Pick out every line with the word "uuid" and copy it.

Start of Listed entries

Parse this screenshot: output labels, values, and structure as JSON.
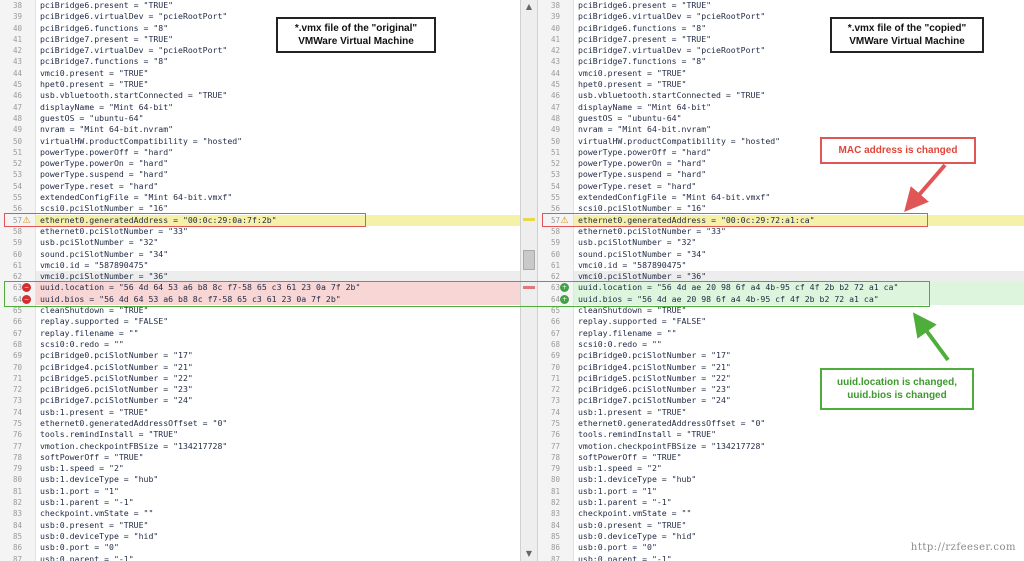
{
  "left": {
    "lines": [
      {
        "n": "38",
        "t": "pciBridge6.present = \"TRUE\"",
        "s": "",
        "m": ""
      },
      {
        "n": "39",
        "t": "pciBridge6.virtualDev = \"pcieRootPort\"",
        "s": "",
        "m": ""
      },
      {
        "n": "40",
        "t": "pciBridge6.functions = \"8\"",
        "s": "",
        "m": ""
      },
      {
        "n": "41",
        "t": "pciBridge7.present = \"TRUE\"",
        "s": "",
        "m": ""
      },
      {
        "n": "42",
        "t": "pciBridge7.virtualDev = \"pcieRootPort\"",
        "s": "",
        "m": ""
      },
      {
        "n": "43",
        "t": "pciBridge7.functions = \"8\"",
        "s": "",
        "m": ""
      },
      {
        "n": "44",
        "t": "vmci0.present = \"TRUE\"",
        "s": "",
        "m": ""
      },
      {
        "n": "45",
        "t": "hpet0.present = \"TRUE\"",
        "s": "",
        "m": ""
      },
      {
        "n": "46",
        "t": "usb.vbluetooth.startConnected = \"TRUE\"",
        "s": "",
        "m": ""
      },
      {
        "n": "47",
        "t": "displayName = \"Mint 64-bit\"",
        "s": "",
        "m": ""
      },
      {
        "n": "48",
        "t": "guestOS = \"ubuntu-64\"",
        "s": "",
        "m": ""
      },
      {
        "n": "49",
        "t": "nvram = \"Mint 64-bit.nvram\"",
        "s": "",
        "m": ""
      },
      {
        "n": "50",
        "t": "virtualHW.productCompatibility = \"hosted\"",
        "s": "",
        "m": ""
      },
      {
        "n": "51",
        "t": "powerType.powerOff = \"hard\"",
        "s": "",
        "m": ""
      },
      {
        "n": "52",
        "t": "powerType.powerOn = \"hard\"",
        "s": "",
        "m": ""
      },
      {
        "n": "53",
        "t": "powerType.suspend = \"hard\"",
        "s": "",
        "m": ""
      },
      {
        "n": "54",
        "t": "powerType.reset = \"hard\"",
        "s": "",
        "m": ""
      },
      {
        "n": "55",
        "t": "extendedConfigFile = \"Mint 64-bit.vmxf\"",
        "s": "",
        "m": ""
      },
      {
        "n": "56",
        "t": "scsi0.pciSlotNumber = \"16\"",
        "s": "",
        "m": ""
      },
      {
        "n": "57",
        "t": "ethernet0.generatedAddress = \"00:0c:29:0a:7f:2b\"",
        "s": "yellow",
        "m": "warn"
      },
      {
        "n": "58",
        "t": "ethernet0.pciSlotNumber = \"33\"",
        "s": "",
        "m": ""
      },
      {
        "n": "59",
        "t": "usb.pciSlotNumber = \"32\"",
        "s": "",
        "m": ""
      },
      {
        "n": "60",
        "t": "sound.pciSlotNumber = \"34\"",
        "s": "",
        "m": ""
      },
      {
        "n": "61",
        "t": "vmci0.id = \"587890475\"",
        "s": "",
        "m": ""
      },
      {
        "n": "62",
        "t": "vmci0.pciSlotNumber = \"36\"",
        "s": "grey",
        "m": ""
      },
      {
        "n": "63",
        "t": "uuid.location = \"56 4d 64 53 a6 b8 8c f7-58 65 c3 61 23 0a 7f 2b\"",
        "s": "pink",
        "m": "removed"
      },
      {
        "n": "64",
        "t": "uuid.bios = \"56 4d 64 53 a6 b8 8c f7-58 65 c3 61 23 0a 7f 2b\"",
        "s": "pink",
        "m": "removed"
      },
      {
        "n": "65",
        "t": "cleanShutdown = \"TRUE\"",
        "s": "",
        "m": ""
      },
      {
        "n": "66",
        "t": "replay.supported = \"FALSE\"",
        "s": "",
        "m": ""
      },
      {
        "n": "67",
        "t": "replay.filename = \"\"",
        "s": "",
        "m": ""
      },
      {
        "n": "68",
        "t": "scsi0:0.redo = \"\"",
        "s": "",
        "m": ""
      },
      {
        "n": "69",
        "t": "pciBridge0.pciSlotNumber = \"17\"",
        "s": "",
        "m": ""
      },
      {
        "n": "70",
        "t": "pciBridge4.pciSlotNumber = \"21\"",
        "s": "",
        "m": ""
      },
      {
        "n": "71",
        "t": "pciBridge5.pciSlotNumber = \"22\"",
        "s": "",
        "m": ""
      },
      {
        "n": "72",
        "t": "pciBridge6.pciSlotNumber = \"23\"",
        "s": "",
        "m": ""
      },
      {
        "n": "73",
        "t": "pciBridge7.pciSlotNumber = \"24\"",
        "s": "",
        "m": ""
      },
      {
        "n": "74",
        "t": "usb:1.present = \"TRUE\"",
        "s": "",
        "m": ""
      },
      {
        "n": "75",
        "t": "ethernet0.generatedAddressOffset = \"0\"",
        "s": "",
        "m": ""
      },
      {
        "n": "76",
        "t": "tools.remindInstall = \"TRUE\"",
        "s": "",
        "m": ""
      },
      {
        "n": "77",
        "t": "vmotion.checkpointFBSize = \"134217728\"",
        "s": "",
        "m": ""
      },
      {
        "n": "78",
        "t": "softPowerOff = \"TRUE\"",
        "s": "",
        "m": ""
      },
      {
        "n": "79",
        "t": "usb:1.speed = \"2\"",
        "s": "",
        "m": ""
      },
      {
        "n": "80",
        "t": "usb:1.deviceType = \"hub\"",
        "s": "",
        "m": ""
      },
      {
        "n": "81",
        "t": "usb:1.port = \"1\"",
        "s": "",
        "m": ""
      },
      {
        "n": "82",
        "t": "usb:1.parent = \"-1\"",
        "s": "",
        "m": ""
      },
      {
        "n": "83",
        "t": "checkpoint.vmState = \"\"",
        "s": "",
        "m": ""
      },
      {
        "n": "84",
        "t": "usb:0.present = \"TRUE\"",
        "s": "",
        "m": ""
      },
      {
        "n": "85",
        "t": "usb:0.deviceType = \"hid\"",
        "s": "",
        "m": ""
      },
      {
        "n": "86",
        "t": "usb:0.port = \"0\"",
        "s": "",
        "m": ""
      },
      {
        "n": "87",
        "t": "usb:0.parent = \"-1\"",
        "s": "",
        "m": ""
      }
    ]
  },
  "right": {
    "lines": [
      {
        "n": "38",
        "t": "pciBridge6.present = \"TRUE\"",
        "s": "",
        "m": ""
      },
      {
        "n": "39",
        "t": "pciBridge6.virtualDev = \"pcieRootPort\"",
        "s": "",
        "m": ""
      },
      {
        "n": "40",
        "t": "pciBridge6.functions = \"8\"",
        "s": "",
        "m": ""
      },
      {
        "n": "41",
        "t": "pciBridge7.present = \"TRUE\"",
        "s": "",
        "m": ""
      },
      {
        "n": "42",
        "t": "pciBridge7.virtualDev = \"pcieRootPort\"",
        "s": "",
        "m": ""
      },
      {
        "n": "43",
        "t": "pciBridge7.functions = \"8\"",
        "s": "",
        "m": ""
      },
      {
        "n": "44",
        "t": "vmci0.present = \"TRUE\"",
        "s": "",
        "m": ""
      },
      {
        "n": "45",
        "t": "hpet0.present = \"TRUE\"",
        "s": "",
        "m": ""
      },
      {
        "n": "46",
        "t": "usb.vbluetooth.startConnected = \"TRUE\"",
        "s": "",
        "m": ""
      },
      {
        "n": "47",
        "t": "displayName = \"Mint 64-bit\"",
        "s": "",
        "m": ""
      },
      {
        "n": "48",
        "t": "guestOS = \"ubuntu-64\"",
        "s": "",
        "m": ""
      },
      {
        "n": "49",
        "t": "nvram = \"Mint 64-bit.nvram\"",
        "s": "",
        "m": ""
      },
      {
        "n": "50",
        "t": "virtualHW.productCompatibility = \"hosted\"",
        "s": "",
        "m": ""
      },
      {
        "n": "51",
        "t": "powerType.powerOff = \"hard\"",
        "s": "",
        "m": ""
      },
      {
        "n": "52",
        "t": "powerType.powerOn = \"hard\"",
        "s": "",
        "m": ""
      },
      {
        "n": "53",
        "t": "powerType.suspend = \"hard\"",
        "s": "",
        "m": ""
      },
      {
        "n": "54",
        "t": "powerType.reset = \"hard\"",
        "s": "",
        "m": ""
      },
      {
        "n": "55",
        "t": "extendedConfigFile = \"Mint 64-bit.vmxf\"",
        "s": "",
        "m": ""
      },
      {
        "n": "56",
        "t": "scsi0.pciSlotNumber = \"16\"",
        "s": "",
        "m": ""
      },
      {
        "n": "57",
        "t": "ethernet0.generatedAddress = \"00:0c:29:72:a1:ca\"",
        "s": "yellow",
        "m": "warn"
      },
      {
        "n": "58",
        "t": "ethernet0.pciSlotNumber = \"33\"",
        "s": "",
        "m": ""
      },
      {
        "n": "59",
        "t": "usb.pciSlotNumber = \"32\"",
        "s": "",
        "m": ""
      },
      {
        "n": "60",
        "t": "sound.pciSlotNumber = \"34\"",
        "s": "",
        "m": ""
      },
      {
        "n": "61",
        "t": "vmci0.id = \"587890475\"",
        "s": "",
        "m": ""
      },
      {
        "n": "62",
        "t": "vmci0.pciSlotNumber = \"36\"",
        "s": "grey",
        "m": ""
      },
      {
        "n": "63",
        "t": "uuid.location = \"56 4d ae 20 98 6f a4 4b-95 cf 4f 2b b2 72 a1 ca\"",
        "s": "green",
        "m": "added"
      },
      {
        "n": "64",
        "t": "uuid.bios = \"56 4d ae 20 98 6f a4 4b-95 cf 4f 2b b2 72 a1 ca\"",
        "s": "green",
        "m": "added"
      },
      {
        "n": "65",
        "t": "cleanShutdown = \"TRUE\"",
        "s": "",
        "m": ""
      },
      {
        "n": "66",
        "t": "replay.supported = \"FALSE\"",
        "s": "",
        "m": ""
      },
      {
        "n": "67",
        "t": "replay.filename = \"\"",
        "s": "",
        "m": ""
      },
      {
        "n": "68",
        "t": "scsi0:0.redo = \"\"",
        "s": "",
        "m": ""
      },
      {
        "n": "69",
        "t": "pciBridge0.pciSlotNumber = \"17\"",
        "s": "",
        "m": ""
      },
      {
        "n": "70",
        "t": "pciBridge4.pciSlotNumber = \"21\"",
        "s": "",
        "m": ""
      },
      {
        "n": "71",
        "t": "pciBridge5.pciSlotNumber = \"22\"",
        "s": "",
        "m": ""
      },
      {
        "n": "72",
        "t": "pciBridge6.pciSlotNumber = \"23\"",
        "s": "",
        "m": ""
      },
      {
        "n": "73",
        "t": "pciBridge7.pciSlotNumber = \"24\"",
        "s": "",
        "m": ""
      },
      {
        "n": "74",
        "t": "usb:1.present = \"TRUE\"",
        "s": "",
        "m": ""
      },
      {
        "n": "75",
        "t": "ethernet0.generatedAddressOffset = \"0\"",
        "s": "",
        "m": ""
      },
      {
        "n": "76",
        "t": "tools.remindInstall = \"TRUE\"",
        "s": "",
        "m": ""
      },
      {
        "n": "77",
        "t": "vmotion.checkpointFBSize = \"134217728\"",
        "s": "",
        "m": ""
      },
      {
        "n": "78",
        "t": "softPowerOff = \"TRUE\"",
        "s": "",
        "m": ""
      },
      {
        "n": "79",
        "t": "usb:1.speed = \"2\"",
        "s": "",
        "m": ""
      },
      {
        "n": "80",
        "t": "usb:1.deviceType = \"hub\"",
        "s": "",
        "m": ""
      },
      {
        "n": "81",
        "t": "usb:1.port = \"1\"",
        "s": "",
        "m": ""
      },
      {
        "n": "82",
        "t": "usb:1.parent = \"-1\"",
        "s": "",
        "m": ""
      },
      {
        "n": "83",
        "t": "checkpoint.vmState = \"\"",
        "s": "",
        "m": ""
      },
      {
        "n": "84",
        "t": "usb:0.present = \"TRUE\"",
        "s": "",
        "m": ""
      },
      {
        "n": "85",
        "t": "usb:0.deviceType = \"hid\"",
        "s": "",
        "m": ""
      },
      {
        "n": "86",
        "t": "usb:0.port = \"0\"",
        "s": "",
        "m": ""
      },
      {
        "n": "87",
        "t": "usb:0.parent = \"-1\"",
        "s": "",
        "m": ""
      }
    ]
  },
  "annotations": {
    "original_label": "*.vmx file of the \"original\"\nVMWare Virtual Machine",
    "copied_label": "*.vmx file of the \"copied\"\nVMWare Virtual Machine",
    "mac_note": "MAC address is changed",
    "uuid_note": "uuid.location is changed,\nuuid.bios is changed"
  },
  "watermark": "http://rzfeeser.com",
  "colors": {
    "changed_line": "#f6f1a8",
    "removed_line": "#f9d6d6",
    "added_line": "#ddf5dc",
    "red_annotation": "#e05555",
    "green_annotation": "#4fae3b"
  },
  "icons": {
    "warn": "warning-triangle-icon",
    "changed": "diff-changed-icon",
    "removed": "diff-removed-icon",
    "added": "diff-added-icon"
  }
}
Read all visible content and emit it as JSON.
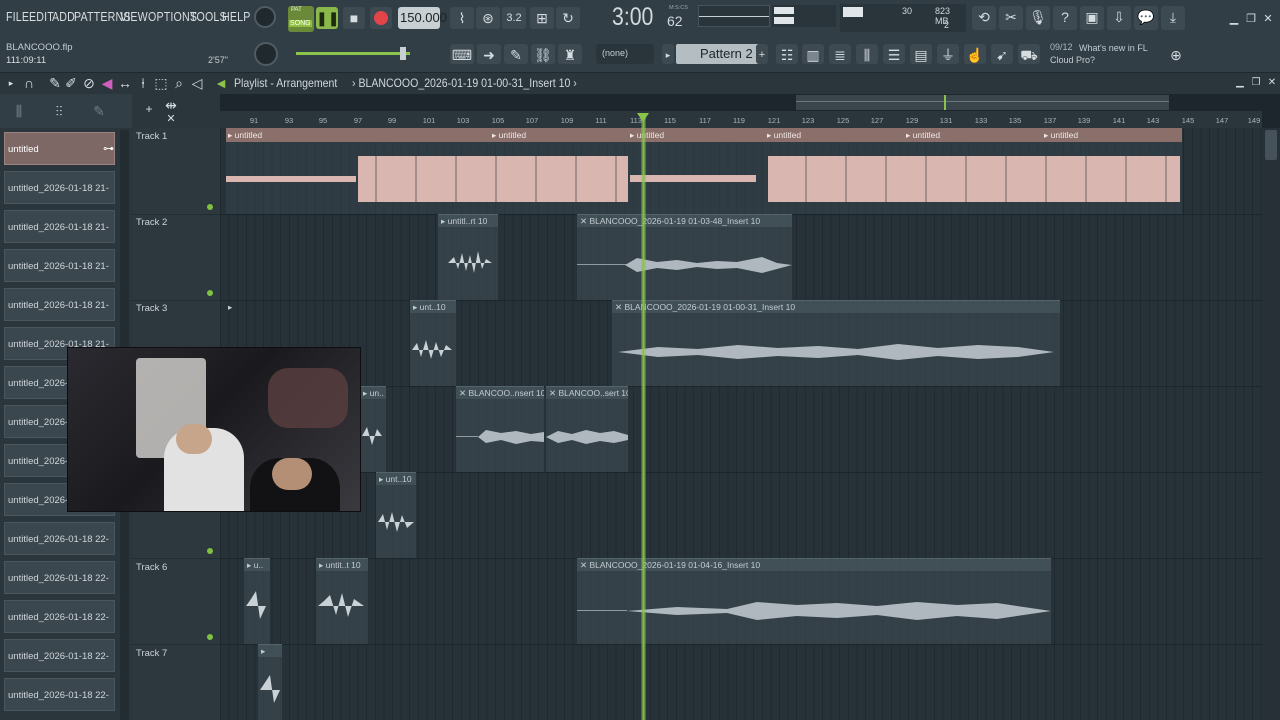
{
  "menu": [
    "FILE",
    "EDIT",
    "ADD",
    "PATTERNS",
    "VIEW",
    "OPTIONS",
    "TOOLS",
    "HELP"
  ],
  "transport": {
    "mode_label": "SONG",
    "pat_label": "PAT",
    "tempo": "150.000",
    "time": "3:00",
    "time_sub": "62",
    "time_unit": "M:S:CS",
    "cpu": "30",
    "mem": "823 MB",
    "poly": "2",
    "snap": "(none)",
    "pattern": "Pattern 2"
  },
  "project": {
    "file": "BLANCOOO.flp",
    "clock": "111:09:11",
    "length": "2'57\""
  },
  "news": {
    "count": "09/12",
    "text": "What's new in FL Cloud Pro?"
  },
  "playlist": {
    "title": "Playlist - Arrangement",
    "breadcrumb": "BLANCOOO_2026-01-19 01-00-31_Insert 10"
  },
  "browser": [
    "untitled",
    "untitled_2026-01-18 21-",
    "untitled_2026-01-18 21-",
    "untitled_2026-01-18 21-",
    "untitled_2026-01-18 21-",
    "untitled_2026-01-18 21-",
    "untitled_2026-0",
    "untitled_2026-0",
    "untitled_2026-0",
    "untitled_2026-0",
    "untitled_2026-01-18 22-",
    "untitled_2026-01-18 22-",
    "untitled_2026-01-18 22-",
    "untitled_2026-01-18 22-",
    "untitled_2026-01-18 22-"
  ],
  "ruler": [
    "91",
    "93",
    "95",
    "97",
    "99",
    "101",
    "103",
    "105",
    "107",
    "109",
    "111",
    "113",
    "115",
    "117",
    "119",
    "121",
    "123",
    "125",
    "127",
    "129",
    "131",
    "133",
    "135",
    "137",
    "139",
    "141",
    "143",
    "145",
    "147",
    "149"
  ],
  "tracks": [
    "Track 1",
    "Track 2",
    "Track 3",
    "",
    "",
    "Track 6",
    "Track 7"
  ],
  "clips": {
    "t1": [
      "untitled",
      "untitled",
      "untitled",
      "untitled",
      "untitled",
      "untitled"
    ],
    "t2": [
      "untitl..rt 10",
      "BLANCOOO_2026-01-19 01-03-48_Insert 10"
    ],
    "t3": [
      "unt..10",
      "BLANCOOO_2026-01-19 01-00-31_Insert 10"
    ],
    "t4": [
      "un..",
      "BLANCOO..nsert 10",
      "BLANCOO..sert 10"
    ],
    "t5": [
      "unt..10"
    ],
    "t6": [
      "u..",
      "untit..t 10",
      "BLANCOOO_2026-01-19 01-04-16_Insert 10"
    ]
  },
  "colors": {
    "accent": "#8ac44a",
    "clip_pink": "#d9b6b0",
    "bg": "#263138"
  }
}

End of Listed entries

Output of the exercise
        "t": "uuid.location = \"56 4d 64 53 a6 b8 8c f7-58 65 c3 61 23 0a 7f 2b\"",
        "t": "uuid.bios = \"56 4d 64 53 a6 b8 8c f7-58 65 c3 61 23 0a 7f 2b\"",
        "t": "uuid.location = \"56 4d ae 20 98 6f a4 4b-95 cf 4f 2b b2 72 a1 ca\"",
        "t": "uuid.bios = \"56 4d ae 20 98 6f a4 4b-95 cf 4f 2b b2 72 a1 ca\"",
    "uuid_note": "uuid.location is changed,\nuuid.bios is changed"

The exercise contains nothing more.